━━━━━ DATA LINES ━━━━━

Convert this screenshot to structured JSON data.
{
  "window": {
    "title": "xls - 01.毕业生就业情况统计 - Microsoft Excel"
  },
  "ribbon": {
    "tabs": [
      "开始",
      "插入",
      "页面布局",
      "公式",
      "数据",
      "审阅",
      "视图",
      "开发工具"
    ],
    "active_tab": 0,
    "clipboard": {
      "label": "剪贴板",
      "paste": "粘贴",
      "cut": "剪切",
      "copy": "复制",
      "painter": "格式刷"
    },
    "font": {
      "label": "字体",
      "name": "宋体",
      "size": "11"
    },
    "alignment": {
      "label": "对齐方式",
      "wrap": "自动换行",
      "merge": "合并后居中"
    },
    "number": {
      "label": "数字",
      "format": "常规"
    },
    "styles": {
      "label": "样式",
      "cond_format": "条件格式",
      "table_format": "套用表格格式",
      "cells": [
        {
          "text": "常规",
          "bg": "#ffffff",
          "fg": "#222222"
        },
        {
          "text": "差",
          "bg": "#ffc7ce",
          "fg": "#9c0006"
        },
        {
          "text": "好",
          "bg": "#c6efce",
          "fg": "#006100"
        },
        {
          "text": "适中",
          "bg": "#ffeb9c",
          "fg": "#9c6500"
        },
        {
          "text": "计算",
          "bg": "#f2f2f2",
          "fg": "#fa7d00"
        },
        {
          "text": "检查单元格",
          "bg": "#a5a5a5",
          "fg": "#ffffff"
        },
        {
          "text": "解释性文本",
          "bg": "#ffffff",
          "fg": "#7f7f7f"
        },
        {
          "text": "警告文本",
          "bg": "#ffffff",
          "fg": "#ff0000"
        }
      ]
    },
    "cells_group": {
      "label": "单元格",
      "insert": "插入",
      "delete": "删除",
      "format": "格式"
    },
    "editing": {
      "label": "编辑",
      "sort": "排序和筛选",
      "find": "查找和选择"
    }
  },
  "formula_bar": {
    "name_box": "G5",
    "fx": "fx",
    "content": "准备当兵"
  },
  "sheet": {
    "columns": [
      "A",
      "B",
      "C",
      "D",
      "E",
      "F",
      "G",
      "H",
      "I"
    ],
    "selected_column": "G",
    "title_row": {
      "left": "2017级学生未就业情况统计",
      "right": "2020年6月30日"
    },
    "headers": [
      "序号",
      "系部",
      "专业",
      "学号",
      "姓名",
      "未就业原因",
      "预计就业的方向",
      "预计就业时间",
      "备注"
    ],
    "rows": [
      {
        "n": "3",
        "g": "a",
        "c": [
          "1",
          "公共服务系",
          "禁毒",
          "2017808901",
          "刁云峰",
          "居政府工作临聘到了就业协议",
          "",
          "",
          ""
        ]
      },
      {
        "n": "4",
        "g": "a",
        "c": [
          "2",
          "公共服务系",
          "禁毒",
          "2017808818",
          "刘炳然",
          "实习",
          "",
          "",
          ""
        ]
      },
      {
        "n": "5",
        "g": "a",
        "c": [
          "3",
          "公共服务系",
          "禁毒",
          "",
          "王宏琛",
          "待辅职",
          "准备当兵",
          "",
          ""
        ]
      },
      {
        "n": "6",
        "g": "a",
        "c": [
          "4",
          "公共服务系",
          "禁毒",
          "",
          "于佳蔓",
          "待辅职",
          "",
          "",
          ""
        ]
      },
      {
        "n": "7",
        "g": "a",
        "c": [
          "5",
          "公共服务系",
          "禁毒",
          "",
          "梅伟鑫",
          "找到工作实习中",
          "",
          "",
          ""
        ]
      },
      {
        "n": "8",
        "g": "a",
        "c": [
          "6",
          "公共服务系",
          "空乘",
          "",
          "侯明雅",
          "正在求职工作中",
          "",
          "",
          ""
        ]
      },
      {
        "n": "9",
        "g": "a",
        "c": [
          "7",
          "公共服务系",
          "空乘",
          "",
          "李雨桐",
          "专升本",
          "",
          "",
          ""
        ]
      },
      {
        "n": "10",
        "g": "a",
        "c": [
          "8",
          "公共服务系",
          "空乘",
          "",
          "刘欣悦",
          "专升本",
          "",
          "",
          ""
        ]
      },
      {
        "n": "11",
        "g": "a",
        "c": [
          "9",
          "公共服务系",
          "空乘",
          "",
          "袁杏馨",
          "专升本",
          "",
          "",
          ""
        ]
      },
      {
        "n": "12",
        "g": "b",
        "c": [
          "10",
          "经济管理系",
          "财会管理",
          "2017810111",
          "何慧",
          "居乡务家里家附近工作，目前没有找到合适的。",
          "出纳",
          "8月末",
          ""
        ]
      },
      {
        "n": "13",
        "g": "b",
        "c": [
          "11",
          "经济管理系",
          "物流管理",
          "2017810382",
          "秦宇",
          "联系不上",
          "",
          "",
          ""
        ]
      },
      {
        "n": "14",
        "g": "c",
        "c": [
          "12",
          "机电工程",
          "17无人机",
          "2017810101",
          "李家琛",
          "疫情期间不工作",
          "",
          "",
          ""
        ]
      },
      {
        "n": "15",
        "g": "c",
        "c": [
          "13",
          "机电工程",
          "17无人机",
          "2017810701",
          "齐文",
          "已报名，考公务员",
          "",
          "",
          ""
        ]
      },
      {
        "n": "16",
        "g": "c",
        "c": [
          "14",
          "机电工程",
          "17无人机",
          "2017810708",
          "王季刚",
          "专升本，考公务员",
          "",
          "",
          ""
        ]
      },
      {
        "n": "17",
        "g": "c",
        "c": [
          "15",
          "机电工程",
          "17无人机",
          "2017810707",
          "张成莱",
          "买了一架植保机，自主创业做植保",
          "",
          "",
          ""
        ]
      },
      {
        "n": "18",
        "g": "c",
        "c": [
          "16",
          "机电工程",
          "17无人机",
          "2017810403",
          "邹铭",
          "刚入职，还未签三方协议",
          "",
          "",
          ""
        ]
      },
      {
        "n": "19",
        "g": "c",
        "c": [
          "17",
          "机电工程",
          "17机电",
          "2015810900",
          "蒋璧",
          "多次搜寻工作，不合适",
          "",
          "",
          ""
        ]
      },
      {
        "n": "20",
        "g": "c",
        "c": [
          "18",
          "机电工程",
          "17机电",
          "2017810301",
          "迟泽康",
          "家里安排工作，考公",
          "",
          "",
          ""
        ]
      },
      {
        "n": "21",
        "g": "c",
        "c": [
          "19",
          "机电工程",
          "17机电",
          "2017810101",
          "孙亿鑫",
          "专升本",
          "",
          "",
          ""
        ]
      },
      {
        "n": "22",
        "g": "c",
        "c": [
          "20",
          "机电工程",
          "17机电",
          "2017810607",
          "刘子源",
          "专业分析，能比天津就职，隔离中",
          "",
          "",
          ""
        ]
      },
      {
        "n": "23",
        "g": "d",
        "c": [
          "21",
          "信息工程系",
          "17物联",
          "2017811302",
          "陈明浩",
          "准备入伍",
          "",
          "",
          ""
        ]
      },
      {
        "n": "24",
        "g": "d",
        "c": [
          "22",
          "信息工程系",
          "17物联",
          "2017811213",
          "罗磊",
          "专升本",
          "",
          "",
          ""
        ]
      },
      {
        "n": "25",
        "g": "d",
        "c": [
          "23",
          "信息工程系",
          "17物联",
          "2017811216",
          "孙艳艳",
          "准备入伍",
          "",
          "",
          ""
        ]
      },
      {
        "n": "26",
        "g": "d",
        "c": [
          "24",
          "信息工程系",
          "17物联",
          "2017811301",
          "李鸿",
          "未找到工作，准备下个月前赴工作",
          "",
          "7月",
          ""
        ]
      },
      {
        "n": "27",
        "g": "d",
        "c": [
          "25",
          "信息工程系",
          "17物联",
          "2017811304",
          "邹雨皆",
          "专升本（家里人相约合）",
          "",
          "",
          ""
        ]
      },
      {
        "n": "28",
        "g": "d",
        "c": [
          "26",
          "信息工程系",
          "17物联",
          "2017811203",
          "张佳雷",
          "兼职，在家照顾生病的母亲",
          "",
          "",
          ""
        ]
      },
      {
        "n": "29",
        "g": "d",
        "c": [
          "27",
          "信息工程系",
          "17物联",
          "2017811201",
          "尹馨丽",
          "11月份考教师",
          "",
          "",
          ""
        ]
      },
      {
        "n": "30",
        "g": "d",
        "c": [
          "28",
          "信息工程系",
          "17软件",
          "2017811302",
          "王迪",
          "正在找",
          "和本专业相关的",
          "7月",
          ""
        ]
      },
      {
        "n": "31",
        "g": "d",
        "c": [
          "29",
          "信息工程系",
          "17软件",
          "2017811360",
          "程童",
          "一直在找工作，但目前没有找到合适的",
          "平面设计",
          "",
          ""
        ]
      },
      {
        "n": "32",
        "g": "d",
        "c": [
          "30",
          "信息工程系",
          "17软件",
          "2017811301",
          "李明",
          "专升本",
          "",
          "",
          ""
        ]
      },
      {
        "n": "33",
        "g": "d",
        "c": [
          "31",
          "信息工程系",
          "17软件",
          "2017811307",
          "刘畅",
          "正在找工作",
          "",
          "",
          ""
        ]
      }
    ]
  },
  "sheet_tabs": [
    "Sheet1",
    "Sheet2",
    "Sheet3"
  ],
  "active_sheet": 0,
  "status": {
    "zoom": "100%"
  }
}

━━━━━

:: EXERCISE DIRECTIONS ::
Pull out each line holding the string "label".

:: FINAL ANSWER ::
      "label": "剪贴板",
      "label": "字体",
      "label": "对齐方式",
      "label": "数字",
      "label": "样式",
      "label": "单元格",
      "label": "编辑",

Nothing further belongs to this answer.